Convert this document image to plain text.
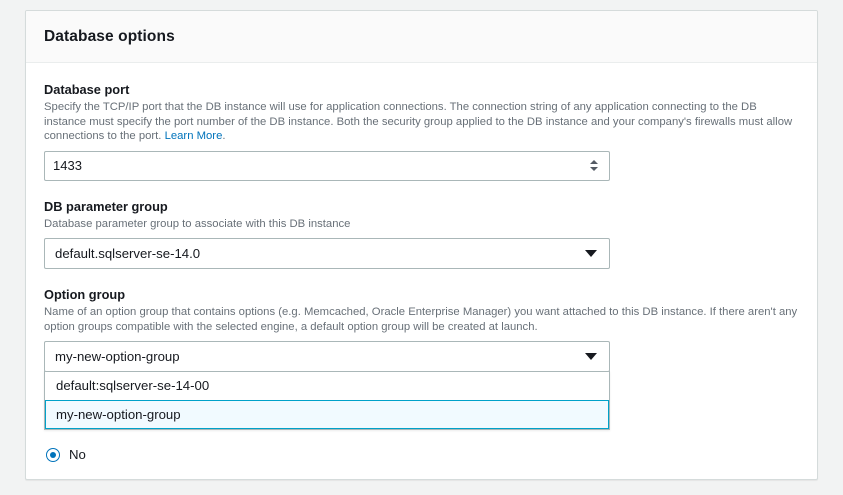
Database options
Database port
Specify the TCP/IP port that the DB instance will use for application connections. The connection string of any application connecting to the DB instance must specify the port number of the DB instance. Both the security group applied to the DB instance and your company's firewalls must allow connections to the port. Learn More.
1433
DB parameter group
Database parameter group to associate with this DB instance
default.sqlserver-se-14.0
Option group
Name of an option group that contains options (e.g. Memcached, Oracle Enterprise Manager) you want attached to this DB instance. If there aren't any option groups compatible with the selected engine, a default option group will be created at launch.
my-new-option-group
default:sqlserver-se-14-00
my-new-option-group
No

WHAT NEEDS TO BE DONE: Every record above should be written out again without change, except that the pictures are left out.

EXERCISE RESULT:
Convert this document image to plain text.
Database options
Database port
Specify the TCP/IP port that the DB instance will use for application connections. The connection string of any application connecting to the DB instance must specify the port number of the DB instance. Both the security group applied to the DB instance and your company's firewalls must allow connections to the port. Learn More.
1433
DB parameter group
Database parameter group to associate with this DB instance
default.sqlserver-se-14.0
Option group
Name of an option group that contains options (e.g. Memcached, Oracle Enterprise Manager) you want attached to this DB instance. If there aren't any option groups compatible with the selected engine, a default option group will be created at launch.
my-new-option-group
default:sqlserver-se-14-00
my-new-option-group
No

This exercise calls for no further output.